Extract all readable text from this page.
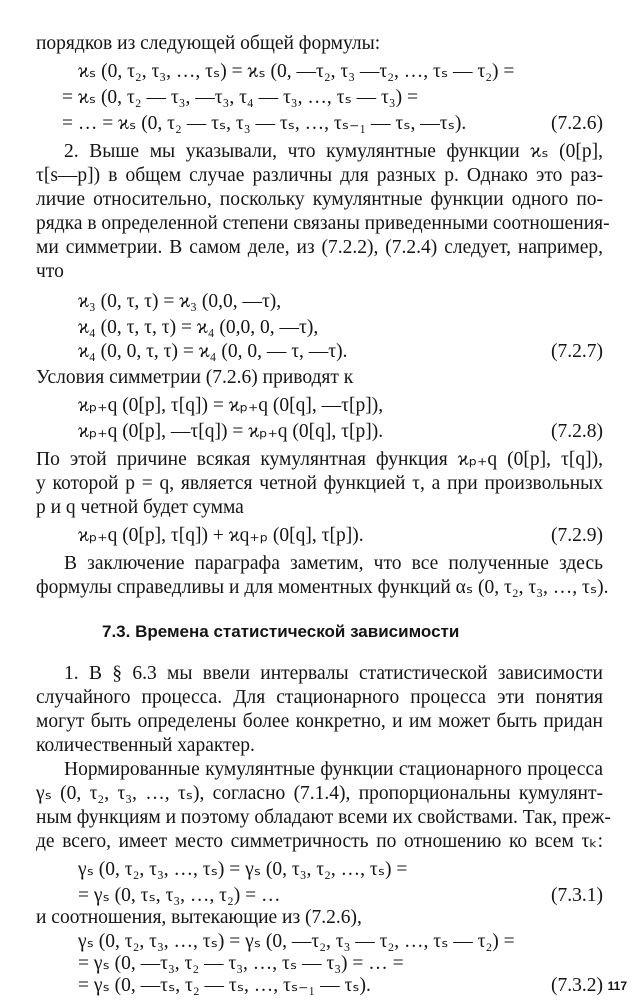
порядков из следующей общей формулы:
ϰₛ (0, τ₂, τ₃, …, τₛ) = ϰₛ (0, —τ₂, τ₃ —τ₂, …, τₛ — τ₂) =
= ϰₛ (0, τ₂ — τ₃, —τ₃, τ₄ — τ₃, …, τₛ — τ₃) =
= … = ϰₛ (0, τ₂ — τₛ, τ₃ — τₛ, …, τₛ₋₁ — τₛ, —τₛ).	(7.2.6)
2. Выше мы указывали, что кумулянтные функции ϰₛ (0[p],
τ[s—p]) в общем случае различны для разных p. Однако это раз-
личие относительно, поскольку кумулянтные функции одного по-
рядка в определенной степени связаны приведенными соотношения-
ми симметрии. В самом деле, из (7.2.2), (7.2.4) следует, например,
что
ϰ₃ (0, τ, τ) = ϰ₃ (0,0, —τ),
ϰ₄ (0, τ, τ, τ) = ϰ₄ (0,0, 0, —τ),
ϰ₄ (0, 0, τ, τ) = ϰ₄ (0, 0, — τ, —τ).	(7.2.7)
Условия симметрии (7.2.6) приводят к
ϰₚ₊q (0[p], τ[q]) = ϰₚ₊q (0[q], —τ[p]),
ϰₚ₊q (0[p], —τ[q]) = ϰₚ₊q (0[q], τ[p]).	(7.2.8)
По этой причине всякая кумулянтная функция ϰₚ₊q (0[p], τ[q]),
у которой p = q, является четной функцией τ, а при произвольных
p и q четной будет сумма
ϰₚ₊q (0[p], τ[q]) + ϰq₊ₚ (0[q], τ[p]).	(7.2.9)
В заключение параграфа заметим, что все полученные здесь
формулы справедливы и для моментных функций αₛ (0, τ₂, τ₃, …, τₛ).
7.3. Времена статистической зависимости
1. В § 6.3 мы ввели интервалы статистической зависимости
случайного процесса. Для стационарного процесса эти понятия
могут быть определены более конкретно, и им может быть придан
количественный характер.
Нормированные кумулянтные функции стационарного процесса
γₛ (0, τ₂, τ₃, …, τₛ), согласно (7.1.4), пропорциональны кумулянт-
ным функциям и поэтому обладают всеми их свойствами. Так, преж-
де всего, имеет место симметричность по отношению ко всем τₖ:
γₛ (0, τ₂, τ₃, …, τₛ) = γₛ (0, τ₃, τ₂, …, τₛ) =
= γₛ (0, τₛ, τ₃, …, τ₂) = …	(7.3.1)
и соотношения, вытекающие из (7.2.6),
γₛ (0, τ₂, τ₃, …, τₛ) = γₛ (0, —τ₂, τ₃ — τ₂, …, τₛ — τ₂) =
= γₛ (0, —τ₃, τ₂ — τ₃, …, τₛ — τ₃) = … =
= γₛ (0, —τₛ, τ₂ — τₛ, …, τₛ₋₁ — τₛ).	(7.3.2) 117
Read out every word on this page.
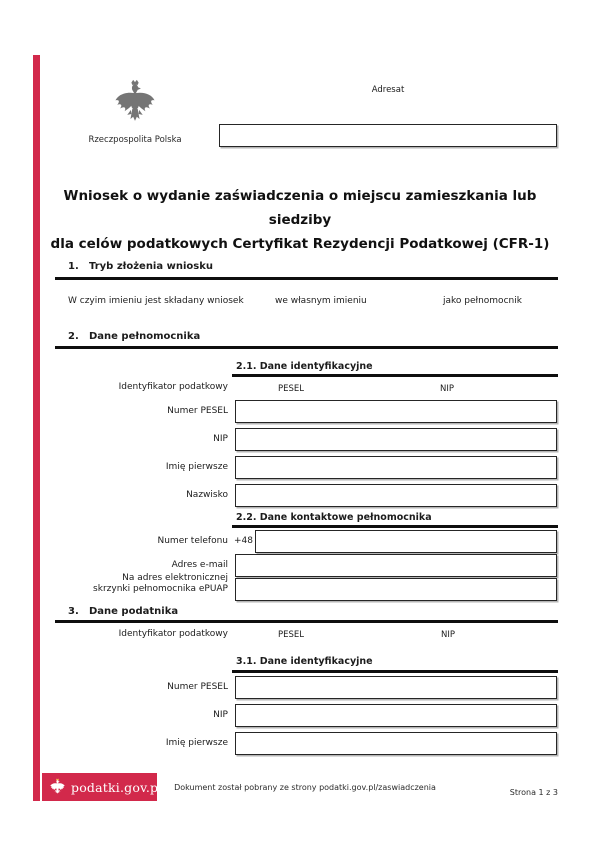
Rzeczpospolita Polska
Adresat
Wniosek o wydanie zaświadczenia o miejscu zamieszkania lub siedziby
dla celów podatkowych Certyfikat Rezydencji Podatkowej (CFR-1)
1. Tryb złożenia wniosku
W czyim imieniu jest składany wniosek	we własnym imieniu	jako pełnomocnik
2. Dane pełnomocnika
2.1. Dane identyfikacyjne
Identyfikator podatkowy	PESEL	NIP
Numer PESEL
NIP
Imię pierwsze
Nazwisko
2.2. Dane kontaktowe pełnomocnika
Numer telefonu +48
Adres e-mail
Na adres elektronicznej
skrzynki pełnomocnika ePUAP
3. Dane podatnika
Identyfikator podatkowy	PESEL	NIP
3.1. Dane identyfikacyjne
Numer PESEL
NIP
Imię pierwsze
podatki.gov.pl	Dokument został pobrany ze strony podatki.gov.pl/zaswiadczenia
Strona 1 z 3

» What you have to do:
Your task is to output exactly the lines from the line containing "Read out every word on this page." through the last line, inclusive, leaving every picture out.

» Output for this task:
Read out every word on this page.
Rzeczpospolita Polska
Adresat
Wniosek o wydanie zaświadczenia o miejscu zamieszkania lub siedziby
dla celów podatkowych Certyfikat Rezydencji Podatkowej (CFR-1)
1. Tryb złożenia wniosku
W czyim imieniu jest składany wniosek	we własnym imieniu	jako pełnomocnik
2. Dane pełnomocnika
2.1. Dane identyfikacyjne
Identyfikator podatkowy	PESEL	NIP
Numer PESEL
NIP
Imię pierwsze
Nazwisko
2.2. Dane kontaktowe pełnomocnika
Numer telefonu +48
Adres e-mail
Na adres elektronicznej
skrzynki pełnomocnika ePUAP
3. Dane podatnika
Identyfikator podatkowy	PESEL	NIP
3.1. Dane identyfikacyjne
Numer PESEL
NIP
Imię pierwsze
podatki.gov.pl	Dokument został pobrany ze strony podatki.gov.pl/zaswiadczenia
Strona 1 z 3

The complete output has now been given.